Extracted data entries
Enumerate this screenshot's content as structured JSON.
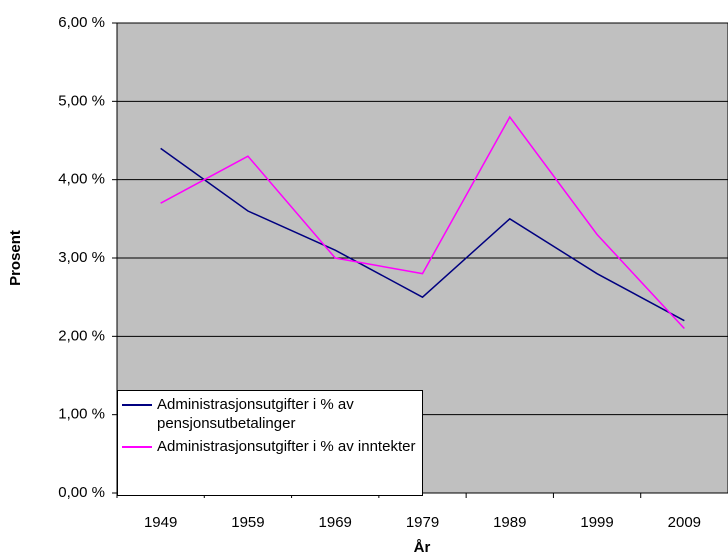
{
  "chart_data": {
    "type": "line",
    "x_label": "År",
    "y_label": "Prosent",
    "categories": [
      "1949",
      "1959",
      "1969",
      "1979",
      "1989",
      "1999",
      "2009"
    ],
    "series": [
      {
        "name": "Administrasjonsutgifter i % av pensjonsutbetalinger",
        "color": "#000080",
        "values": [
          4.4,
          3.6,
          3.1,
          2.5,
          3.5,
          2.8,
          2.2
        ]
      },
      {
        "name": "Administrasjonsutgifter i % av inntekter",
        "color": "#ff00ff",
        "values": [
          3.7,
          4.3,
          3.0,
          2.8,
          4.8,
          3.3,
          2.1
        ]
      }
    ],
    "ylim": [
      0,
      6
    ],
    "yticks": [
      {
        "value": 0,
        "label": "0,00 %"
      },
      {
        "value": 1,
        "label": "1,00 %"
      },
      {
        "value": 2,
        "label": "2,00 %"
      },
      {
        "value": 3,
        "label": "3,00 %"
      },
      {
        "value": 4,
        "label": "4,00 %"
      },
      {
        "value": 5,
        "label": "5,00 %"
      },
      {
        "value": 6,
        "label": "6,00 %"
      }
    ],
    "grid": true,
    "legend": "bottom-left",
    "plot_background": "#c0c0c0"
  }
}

> [Set exercise] Copy every record above exactly, leaving out the pictures.

> [Exercise answer]
Enumerate this screenshot's content as structured JSON.
{
  "chart_data": {
    "type": "line",
    "x_label": "År",
    "y_label": "Prosent",
    "categories": [
      "1949",
      "1959",
      "1969",
      "1979",
      "1989",
      "1999",
      "2009"
    ],
    "series": [
      {
        "name": "Administrasjonsutgifter i % av pensjonsutbetalinger",
        "color": "#000080",
        "values": [
          4.4,
          3.6,
          3.1,
          2.5,
          3.5,
          2.8,
          2.2
        ]
      },
      {
        "name": "Administrasjonsutgifter i % av inntekter",
        "color": "#ff00ff",
        "values": [
          3.7,
          4.3,
          3.0,
          2.8,
          4.8,
          3.3,
          2.1
        ]
      }
    ],
    "ylim": [
      0,
      6
    ],
    "yticks": [
      {
        "value": 0,
        "label": "0,00 %"
      },
      {
        "value": 1,
        "label": "1,00 %"
      },
      {
        "value": 2,
        "label": "2,00 %"
      },
      {
        "value": 3,
        "label": "3,00 %"
      },
      {
        "value": 4,
        "label": "4,00 %"
      },
      {
        "value": 5,
        "label": "5,00 %"
      },
      {
        "value": 6,
        "label": "6,00 %"
      }
    ],
    "grid": true,
    "legend": "bottom-left",
    "plot_background": "#c0c0c0"
  }
}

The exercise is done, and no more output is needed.